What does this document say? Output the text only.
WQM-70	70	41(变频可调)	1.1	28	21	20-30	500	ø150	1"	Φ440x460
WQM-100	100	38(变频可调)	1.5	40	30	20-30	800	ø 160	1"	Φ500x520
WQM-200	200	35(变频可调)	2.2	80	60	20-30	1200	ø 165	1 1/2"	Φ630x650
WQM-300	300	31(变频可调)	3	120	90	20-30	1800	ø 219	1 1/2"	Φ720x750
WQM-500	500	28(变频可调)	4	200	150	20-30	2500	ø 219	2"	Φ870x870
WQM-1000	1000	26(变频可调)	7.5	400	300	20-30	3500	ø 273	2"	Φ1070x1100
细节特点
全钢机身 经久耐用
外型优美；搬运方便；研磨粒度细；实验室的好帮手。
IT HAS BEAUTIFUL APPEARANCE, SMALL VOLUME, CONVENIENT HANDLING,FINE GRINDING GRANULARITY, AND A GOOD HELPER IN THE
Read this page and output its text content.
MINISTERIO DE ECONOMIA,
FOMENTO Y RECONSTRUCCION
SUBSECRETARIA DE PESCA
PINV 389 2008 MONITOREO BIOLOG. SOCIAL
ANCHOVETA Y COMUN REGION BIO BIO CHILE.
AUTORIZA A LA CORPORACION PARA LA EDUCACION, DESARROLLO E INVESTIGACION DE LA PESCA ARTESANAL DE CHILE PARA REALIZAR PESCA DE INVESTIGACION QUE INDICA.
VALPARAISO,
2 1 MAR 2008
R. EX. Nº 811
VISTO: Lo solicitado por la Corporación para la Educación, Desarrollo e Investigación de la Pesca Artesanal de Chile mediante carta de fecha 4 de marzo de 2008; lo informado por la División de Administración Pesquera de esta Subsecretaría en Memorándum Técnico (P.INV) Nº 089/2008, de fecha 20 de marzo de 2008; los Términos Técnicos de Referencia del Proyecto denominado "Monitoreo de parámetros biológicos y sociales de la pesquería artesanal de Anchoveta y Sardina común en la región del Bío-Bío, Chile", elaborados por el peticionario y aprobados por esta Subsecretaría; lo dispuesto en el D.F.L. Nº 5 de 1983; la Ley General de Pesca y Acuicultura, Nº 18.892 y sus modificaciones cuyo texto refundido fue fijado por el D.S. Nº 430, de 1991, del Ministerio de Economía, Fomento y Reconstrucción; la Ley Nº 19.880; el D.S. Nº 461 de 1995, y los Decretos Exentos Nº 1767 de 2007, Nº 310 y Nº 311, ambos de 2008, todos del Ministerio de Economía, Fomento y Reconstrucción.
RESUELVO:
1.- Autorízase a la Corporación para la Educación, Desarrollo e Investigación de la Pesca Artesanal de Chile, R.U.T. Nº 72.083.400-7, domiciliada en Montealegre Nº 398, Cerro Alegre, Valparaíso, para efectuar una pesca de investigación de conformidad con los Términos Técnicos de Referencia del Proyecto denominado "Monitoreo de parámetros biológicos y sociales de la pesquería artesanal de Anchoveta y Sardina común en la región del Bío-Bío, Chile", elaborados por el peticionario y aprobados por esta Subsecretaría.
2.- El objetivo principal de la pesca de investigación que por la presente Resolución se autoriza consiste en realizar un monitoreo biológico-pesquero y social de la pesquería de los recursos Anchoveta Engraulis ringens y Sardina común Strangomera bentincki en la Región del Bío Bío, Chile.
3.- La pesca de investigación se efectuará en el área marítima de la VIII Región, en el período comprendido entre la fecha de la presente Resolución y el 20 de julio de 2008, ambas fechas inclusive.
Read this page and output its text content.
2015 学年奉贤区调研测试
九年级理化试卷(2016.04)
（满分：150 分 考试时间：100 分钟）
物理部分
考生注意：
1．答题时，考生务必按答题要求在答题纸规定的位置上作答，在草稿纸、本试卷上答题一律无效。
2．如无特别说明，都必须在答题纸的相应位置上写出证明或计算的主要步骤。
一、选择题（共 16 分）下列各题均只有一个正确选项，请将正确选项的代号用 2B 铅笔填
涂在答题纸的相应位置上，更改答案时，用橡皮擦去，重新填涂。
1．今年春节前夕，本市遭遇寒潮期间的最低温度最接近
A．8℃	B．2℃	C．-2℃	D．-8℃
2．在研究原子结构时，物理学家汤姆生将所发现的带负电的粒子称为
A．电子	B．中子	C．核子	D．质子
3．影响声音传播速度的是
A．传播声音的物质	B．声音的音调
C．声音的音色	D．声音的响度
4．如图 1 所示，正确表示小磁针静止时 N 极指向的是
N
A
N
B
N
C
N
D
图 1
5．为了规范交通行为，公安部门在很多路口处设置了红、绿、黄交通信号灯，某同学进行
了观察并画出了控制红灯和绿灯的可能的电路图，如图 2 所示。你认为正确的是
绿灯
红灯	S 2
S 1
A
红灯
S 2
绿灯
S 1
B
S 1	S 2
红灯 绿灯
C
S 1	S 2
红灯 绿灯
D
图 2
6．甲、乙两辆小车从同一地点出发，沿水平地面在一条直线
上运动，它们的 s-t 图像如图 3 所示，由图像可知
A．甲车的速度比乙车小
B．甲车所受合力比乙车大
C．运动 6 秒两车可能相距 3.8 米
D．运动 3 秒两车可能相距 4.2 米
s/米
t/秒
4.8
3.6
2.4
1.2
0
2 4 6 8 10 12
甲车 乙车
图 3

|---|

SHORT EXERCISE => Pull every line containing "peticionario" from the data.

ANSWER FOR THIS EXERCISE =>
VISTO: Lo solicitado por la Corporación para la Educación, Desarrollo e Investigación de la Pesca Artesanal de Chile mediante carta de fecha 4 de marzo de 2008; lo informado por la División de Administración Pesquera de esta Subsecretaría en Memorándum Técnico (P.INV) Nº 089/2008, de fecha 20 de marzo de 2008; los Términos Técnicos de Referencia del Proyecto denominado "Monitoreo de parámetros biológicos y sociales de la pesquería artesanal de Anchoveta y Sardina común en la región del Bío-Bío, Chile", elaborados por el peticionario y aprobados por esta Subsecretaría; lo dispuesto en el D.F.L. Nº 5 de 1983; la Ley General de Pesca y Acuicultura, Nº 18.892 y sus modificaciones cuyo texto refundido fue fijado por el D.S. Nº 430, de 1991, del Ministerio de Economía, Fomento y Reconstrucción; la Ley Nº 19.880; el D.S. Nº 461 de 1995, y los Decretos Exentos Nº 1767 de 2007, Nº 310 y Nº 311, ambos de 2008, todos del Ministerio de Economía, Fomento y Reconstrucción.
1.- Autorízase a la Corporación para la Educación, Desarrollo e Investigación de la Pesca Artesanal de Chile, R.U.T. Nº 72.083.400-7, domiciliada en Montealegre Nº 398, Cerro Alegre, Valparaíso, para efectuar una pesca de investigación de conformidad con los Términos Técnicos de Referencia del Proyecto denominado "Monitoreo de parámetros biológicos y sociales de la pesquería artesanal de Anchoveta y Sardina común en la región del Bío-Bío, Chile", elaborados por el peticionario y aprobados por esta Subsecretaría.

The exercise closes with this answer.